Problem to work on: Write out each record again exactly as it stands.
=== Data in this exercise ===
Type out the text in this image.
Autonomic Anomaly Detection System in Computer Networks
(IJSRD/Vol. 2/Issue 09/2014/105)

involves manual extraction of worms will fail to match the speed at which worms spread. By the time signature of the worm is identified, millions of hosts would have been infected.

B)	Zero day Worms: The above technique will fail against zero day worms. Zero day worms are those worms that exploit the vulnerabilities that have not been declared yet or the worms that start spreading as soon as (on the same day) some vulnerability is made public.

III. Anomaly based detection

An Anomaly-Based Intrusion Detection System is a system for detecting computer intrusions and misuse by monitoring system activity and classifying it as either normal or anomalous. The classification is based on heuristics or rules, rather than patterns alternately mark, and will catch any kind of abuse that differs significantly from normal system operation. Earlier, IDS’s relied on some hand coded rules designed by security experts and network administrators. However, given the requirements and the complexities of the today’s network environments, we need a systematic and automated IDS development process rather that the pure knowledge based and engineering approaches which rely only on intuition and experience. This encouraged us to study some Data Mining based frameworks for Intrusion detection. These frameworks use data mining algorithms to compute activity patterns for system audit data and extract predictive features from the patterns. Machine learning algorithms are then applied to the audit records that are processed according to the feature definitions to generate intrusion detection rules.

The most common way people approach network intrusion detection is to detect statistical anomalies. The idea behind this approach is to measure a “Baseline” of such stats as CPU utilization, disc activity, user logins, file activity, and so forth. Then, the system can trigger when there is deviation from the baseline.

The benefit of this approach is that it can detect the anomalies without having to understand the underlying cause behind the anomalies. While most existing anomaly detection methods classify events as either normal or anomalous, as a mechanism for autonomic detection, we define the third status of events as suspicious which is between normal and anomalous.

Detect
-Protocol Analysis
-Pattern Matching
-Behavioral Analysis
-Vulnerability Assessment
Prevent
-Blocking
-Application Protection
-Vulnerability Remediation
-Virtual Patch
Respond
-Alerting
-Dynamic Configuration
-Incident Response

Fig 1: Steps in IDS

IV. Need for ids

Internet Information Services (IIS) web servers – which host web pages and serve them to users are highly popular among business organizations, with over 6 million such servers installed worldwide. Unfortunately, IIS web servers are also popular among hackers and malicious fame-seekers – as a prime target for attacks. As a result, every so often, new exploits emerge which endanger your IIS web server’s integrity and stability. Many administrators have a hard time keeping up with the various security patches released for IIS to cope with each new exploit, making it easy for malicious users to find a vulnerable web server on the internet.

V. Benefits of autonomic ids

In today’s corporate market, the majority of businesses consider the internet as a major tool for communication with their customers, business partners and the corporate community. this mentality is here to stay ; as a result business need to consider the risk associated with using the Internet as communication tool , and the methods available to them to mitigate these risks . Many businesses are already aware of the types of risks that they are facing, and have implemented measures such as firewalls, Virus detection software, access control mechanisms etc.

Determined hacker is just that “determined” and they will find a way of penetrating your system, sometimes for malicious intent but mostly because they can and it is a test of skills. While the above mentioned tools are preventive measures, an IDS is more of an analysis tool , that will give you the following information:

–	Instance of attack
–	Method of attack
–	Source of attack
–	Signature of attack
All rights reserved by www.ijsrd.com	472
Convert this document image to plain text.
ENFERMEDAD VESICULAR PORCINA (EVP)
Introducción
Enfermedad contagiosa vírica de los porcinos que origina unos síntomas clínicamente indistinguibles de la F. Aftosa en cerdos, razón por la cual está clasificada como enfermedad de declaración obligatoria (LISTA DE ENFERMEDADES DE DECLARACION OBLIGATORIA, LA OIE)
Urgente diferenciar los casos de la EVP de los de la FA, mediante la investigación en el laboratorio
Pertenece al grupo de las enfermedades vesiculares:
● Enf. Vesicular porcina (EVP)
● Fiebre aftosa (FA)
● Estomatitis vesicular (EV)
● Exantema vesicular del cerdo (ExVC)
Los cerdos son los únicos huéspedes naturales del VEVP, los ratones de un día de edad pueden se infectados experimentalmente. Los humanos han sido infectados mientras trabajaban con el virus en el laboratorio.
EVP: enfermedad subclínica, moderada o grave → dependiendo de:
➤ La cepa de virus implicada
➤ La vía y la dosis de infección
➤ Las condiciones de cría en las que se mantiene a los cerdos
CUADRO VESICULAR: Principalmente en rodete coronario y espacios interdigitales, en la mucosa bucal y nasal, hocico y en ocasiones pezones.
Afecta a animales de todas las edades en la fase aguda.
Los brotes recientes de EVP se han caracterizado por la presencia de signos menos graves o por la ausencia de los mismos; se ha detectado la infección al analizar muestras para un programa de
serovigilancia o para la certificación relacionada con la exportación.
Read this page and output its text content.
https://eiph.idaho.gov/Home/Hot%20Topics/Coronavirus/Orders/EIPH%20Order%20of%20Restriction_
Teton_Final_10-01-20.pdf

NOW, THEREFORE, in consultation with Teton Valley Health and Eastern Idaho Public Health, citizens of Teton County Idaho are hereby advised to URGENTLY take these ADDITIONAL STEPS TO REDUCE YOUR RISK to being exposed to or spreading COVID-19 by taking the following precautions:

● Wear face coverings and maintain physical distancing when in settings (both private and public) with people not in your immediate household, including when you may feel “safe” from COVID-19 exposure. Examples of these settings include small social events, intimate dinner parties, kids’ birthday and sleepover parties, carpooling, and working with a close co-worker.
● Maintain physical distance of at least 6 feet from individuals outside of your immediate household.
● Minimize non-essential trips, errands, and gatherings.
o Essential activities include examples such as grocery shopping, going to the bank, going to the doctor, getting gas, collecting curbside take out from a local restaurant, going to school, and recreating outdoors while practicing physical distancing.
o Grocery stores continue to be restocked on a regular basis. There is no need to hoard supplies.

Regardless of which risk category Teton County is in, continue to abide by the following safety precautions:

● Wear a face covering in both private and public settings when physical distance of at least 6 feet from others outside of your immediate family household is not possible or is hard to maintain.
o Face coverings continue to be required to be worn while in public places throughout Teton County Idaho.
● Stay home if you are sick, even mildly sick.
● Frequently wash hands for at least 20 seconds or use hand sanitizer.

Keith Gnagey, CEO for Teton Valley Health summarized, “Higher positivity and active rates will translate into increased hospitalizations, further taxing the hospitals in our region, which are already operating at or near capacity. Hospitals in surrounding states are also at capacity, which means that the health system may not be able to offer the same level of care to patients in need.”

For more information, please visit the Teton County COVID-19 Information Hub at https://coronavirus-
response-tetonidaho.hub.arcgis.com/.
===
Task result:
Type out the text in this image.
Autonomic Anomaly Detection System in Computer Networks
(IJSRD/Vol. 2/Issue 09/2014/105)

involves manual extraction of worms will fail to match the speed at which worms spread. By the time signature of the worm is identified, millions of hosts would have been infected.

B)	Zero day Worms: The above technique will fail against zero day worms. Zero day worms are those worms that exploit the vulnerabilities that have not been declared yet or the worms that start spreading as soon as (on the same day) some vulnerability is made public.

III. Anomaly based detection

An Anomaly-Based Intrusion Detection System is a system for detecting computer intrusions and misuse by monitoring system activity and classifying it as either normal or anomalous. The classification is based on heuristics or rules, rather than patterns alternately mark, and will catch any kind of abuse that differs significantly from normal system operation. Earlier, IDS’s relied on some hand coded rules designed by security experts and network administrators. However, given the requirements and the complexities of the today’s network environments, we need a systematic and automated IDS development process rather that the pure knowledge based and engineering approaches which rely only on intuition and experience. This encouraged us to study some Data Mining based frameworks for Intrusion detection. These frameworks use data mining algorithms to compute activity patterns for system audit data and extract predictive features from the patterns. Machine learning algorithms are then applied to the audit records that are processed according to the feature definitions to generate intrusion detection rules.

The most common way people approach network intrusion detection is to detect statistical anomalies. The idea behind this approach is to measure a “Baseline” of such stats as CPU utilization, disc activity, user logins, file activity, and so forth. Then, the system can trigger when there is deviation from the baseline.

The benefit of this approach is that it can detect the anomalies without having to understand the underlying cause behind the anomalies. While most existing anomaly detection methods classify events as either normal or anomalous, as a mechanism for autonomic detection, we define the third status of events as suspicious which is between normal and anomalous.

Detect
-Protocol Analysis
-Pattern Matching
-Behavioral Analysis
-Vulnerability Assessment
Prevent
-Blocking
-Application Protection
-Vulnerability Remediation
-Virtual Patch
Respond
-Alerting
-Dynamic Configuration
-Incident Response

Fig 1: Steps in IDS

IV. Need for ids

Internet Information Services (IIS) web servers – which host web pages and serve them to users are highly popular among business organizations, with over 6 million such servers installed worldwide. Unfortunately, IIS web servers are also popular among hackers and malicious fame-seekers – as a prime target for attacks. As a result, every so often, new exploits emerge which endanger your IIS web server’s integrity and stability. Many administrators have a hard time keeping up with the various security patches released for IIS to cope with each new exploit, making it easy for malicious users to find a vulnerable web server on the internet.

V. Benefits of autonomic ids

In today’s corporate market, the majority of businesses consider the internet as a major tool for communication with their customers, business partners and the corporate community. this mentality is here to stay ; as a result business need to consider the risk associated with using the Internet as communication tool , and the methods available to them to mitigate these risks . Many businesses are already aware of the types of risks that they are facing, and have implemented measures such as firewalls, Virus detection software, access control mechanisms etc.

Determined hacker is just that “determined” and they will find a way of penetrating your system, sometimes for malicious intent but mostly because they can and it is a test of skills. While the above mentioned tools are preventive measures, an IDS is more of an analysis tool , that will give you the following information:

–	Instance of attack
–	Method of attack
–	Source of attack
–	Signature of attack
All rights reserved by www.ijsrd.com	472
Convert this document image to plain text.
ENFERMEDAD VESICULAR PORCINA (EVP)
Introducción
Enfermedad contagiosa vírica de los porcinos que origina unos síntomas clínicamente indistinguibles de la F. Aftosa en cerdos, razón por la cual está clasificada como enfermedad de declaración obligatoria (LISTA DE ENFERMEDADES DE DECLARACION OBLIGATORIA, LA OIE)
Urgente diferenciar los casos de la EVP de los de la FA, mediante la investigación en el laboratorio
Pertenece al grupo de las enfermedades vesiculares:
● Enf. Vesicular porcina (EVP)
● Fiebre aftosa (FA)
● Estomatitis vesicular (EV)
● Exantema vesicular del cerdo (ExVC)
Los cerdos son los únicos huéspedes naturales del VEVP, los ratones de un día de edad pueden se infectados experimentalmente. Los humanos han sido infectados mientras trabajaban con el virus en el laboratorio.
EVP: enfermedad subclínica, moderada o grave → dependiendo de:
➤ La cepa de virus implicada
➤ La vía y la dosis de infección
➤ Las condiciones de cría en las que se mantiene a los cerdos
CUADRO VESICULAR: Principalmente en rodete coronario y espacios interdigitales, en la mucosa bucal y nasal, hocico y en ocasiones pezones.
Afecta a animales de todas las edades en la fase aguda.
Los brotes recientes de EVP se han caracterizado por la presencia de signos menos graves o por la ausencia de los mismos; se ha detectado la infección al analizar muestras para un programa de
serovigilancia o para la certificación relacionada con la exportación.
Read this page and output its text content.
https://eiph.idaho.gov/Home/Hot%20Topics/Coronavirus/Orders/EIPH%20Order%20of%20Restriction_
Teton_Final_10-01-20.pdf

NOW, THEREFORE, in consultation with Teton Valley Health and Eastern Idaho Public Health, citizens of Teton County Idaho are hereby advised to URGENTLY take these ADDITIONAL STEPS TO REDUCE YOUR RISK to being exposed to or spreading COVID-19 by taking the following precautions:

● Wear face coverings and maintain physical distancing when in settings (both private and public) with people not in your immediate household, including when you may feel “safe” from COVID-19 exposure. Examples of these settings include small social events, intimate dinner parties, kids’ birthday and sleepover parties, carpooling, and working with a close co-worker.
● Maintain physical distance of at least 6 feet from individuals outside of your immediate household.
● Minimize non-essential trips, errands, and gatherings.
o Essential activities include examples such as grocery shopping, going to the bank, going to the doctor, getting gas, collecting curbside take out from a local restaurant, going to school, and recreating outdoors while practicing physical distancing.
o Grocery stores continue to be restocked on a regular basis. There is no need to hoard supplies.

Regardless of which risk category Teton County is in, continue to abide by the following safety precautions:

● Wear a face covering in both private and public settings when physical distance of at least 6 feet from others outside of your immediate family household is not possible or is hard to maintain.
o Face coverings continue to be required to be worn while in public places throughout Teton County Idaho.
● Stay home if you are sick, even mildly sick.
● Frequently wash hands for at least 20 seconds or use hand sanitizer.

Keith Gnagey, CEO for Teton Valley Health summarized, “Higher positivity and active rates will translate into increased hospitalizations, further taxing the hospitals in our region, which are already operating at or near capacity. Hospitals in surrounding states are also at capacity, which means that the health system may not be able to offer the same level of care to patients in need.”

For more information, please visit the Teton County COVID-19 Information Hub at https://coronavirus-
response-tetonidaho.hub.arcgis.com/.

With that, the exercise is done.